* Instructions to follow
Leave the pictures out and print every record below exactly as it stands.

* Rows
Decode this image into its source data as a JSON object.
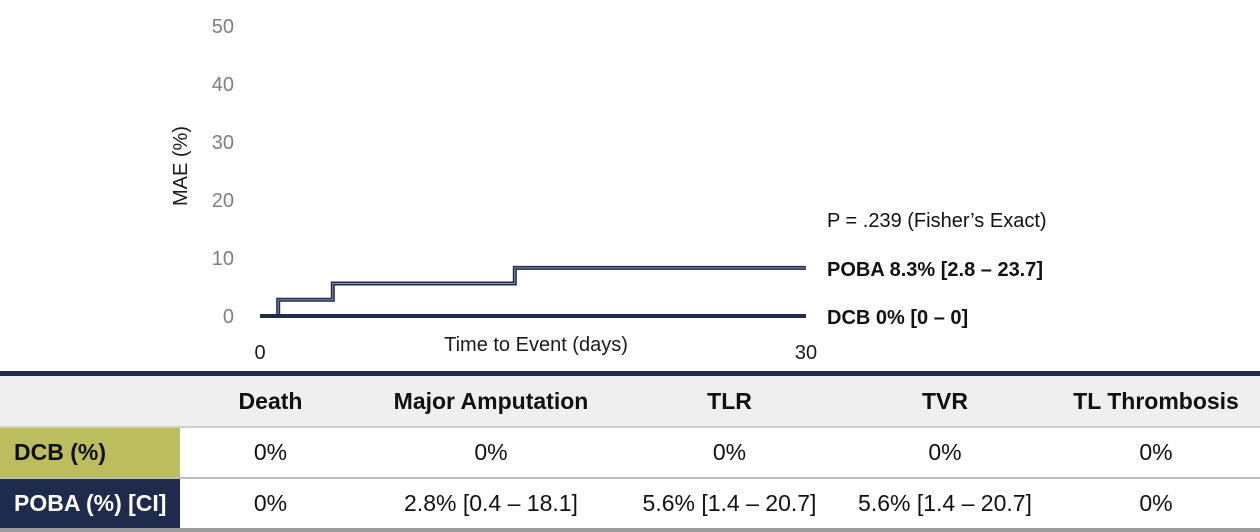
{
  "chart_data": {
    "type": "line",
    "xlabel": "Time to Event (days)",
    "ylabel": "MAE (%)",
    "xlim": [
      0,
      30
    ],
    "ylim": [
      0,
      50
    ],
    "x_ticks": [
      "0",
      "30"
    ],
    "y_ticks": [
      "0",
      "10",
      "20",
      "30",
      "40",
      "50"
    ],
    "annotation": "P = .239 (Fisher’s Exact)",
    "series": [
      {
        "name": "POBA 8.3% [2.8 – 23.7]",
        "step": true,
        "x": [
          0,
          1,
          1,
          4,
          4,
          14,
          14,
          30
        ],
        "y": [
          0,
          0,
          2.8,
          2.8,
          5.6,
          5.6,
          8.3,
          8.3
        ]
      },
      {
        "name": "DCB 0% [0 – 0]",
        "step": true,
        "x": [
          0,
          30
        ],
        "y": [
          0,
          0
        ]
      }
    ],
    "grid": false,
    "color": "#1e2b4d"
  },
  "table": {
    "columns": [
      "",
      "Death",
      "Major Amputation",
      "TLR",
      "TVR",
      "TL Thrombosis"
    ],
    "rows": [
      {
        "label": "DCB (%)",
        "cells": [
          "0%",
          "0%",
          "0%",
          "0%",
          "0%"
        ]
      },
      {
        "label": "POBA (%) [CI]",
        "cells": [
          "0%",
          "2.8% [0.4 – 18.1]",
          "5.6% [1.4 – 20.7]",
          "5.6% [1.4 – 20.7]",
          "0%"
        ]
      }
    ]
  },
  "colors": {
    "line": "#1e2b4d",
    "dcb_row": "#bcbd5f",
    "poba_row": "#1e2b4d",
    "header_bg": "#efefef"
  }
}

* Complete output
Decode this image into its source data as a JSON object.
{
  "chart_data": {
    "type": "line",
    "xlabel": "Time to Event (days)",
    "ylabel": "MAE (%)",
    "xlim": [
      0,
      30
    ],
    "ylim": [
      0,
      50
    ],
    "x_ticks": [
      "0",
      "30"
    ],
    "y_ticks": [
      "0",
      "10",
      "20",
      "30",
      "40",
      "50"
    ],
    "annotation": "P = .239 (Fisher’s Exact)",
    "series": [
      {
        "name": "POBA 8.3% [2.8 – 23.7]",
        "step": true,
        "x": [
          0,
          1,
          1,
          4,
          4,
          14,
          14,
          30
        ],
        "y": [
          0,
          0,
          2.8,
          2.8,
          5.6,
          5.6,
          8.3,
          8.3
        ]
      },
      {
        "name": "DCB 0% [0 – 0]",
        "step": true,
        "x": [
          0,
          30
        ],
        "y": [
          0,
          0
        ]
      }
    ],
    "grid": false,
    "color": "#1e2b4d"
  },
  "table": {
    "columns": [
      "",
      "Death",
      "Major Amputation",
      "TLR",
      "TVR",
      "TL Thrombosis"
    ],
    "rows": [
      {
        "label": "DCB (%)",
        "cells": [
          "0%",
          "0%",
          "0%",
          "0%",
          "0%"
        ]
      },
      {
        "label": "POBA (%) [CI]",
        "cells": [
          "0%",
          "2.8% [0.4 – 18.1]",
          "5.6% [1.4 – 20.7]",
          "5.6% [1.4 – 20.7]",
          "0%"
        ]
      }
    ]
  },
  "colors": {
    "line": "#1e2b4d",
    "dcb_row": "#bcbd5f",
    "poba_row": "#1e2b4d",
    "header_bg": "#efefef"
  }
}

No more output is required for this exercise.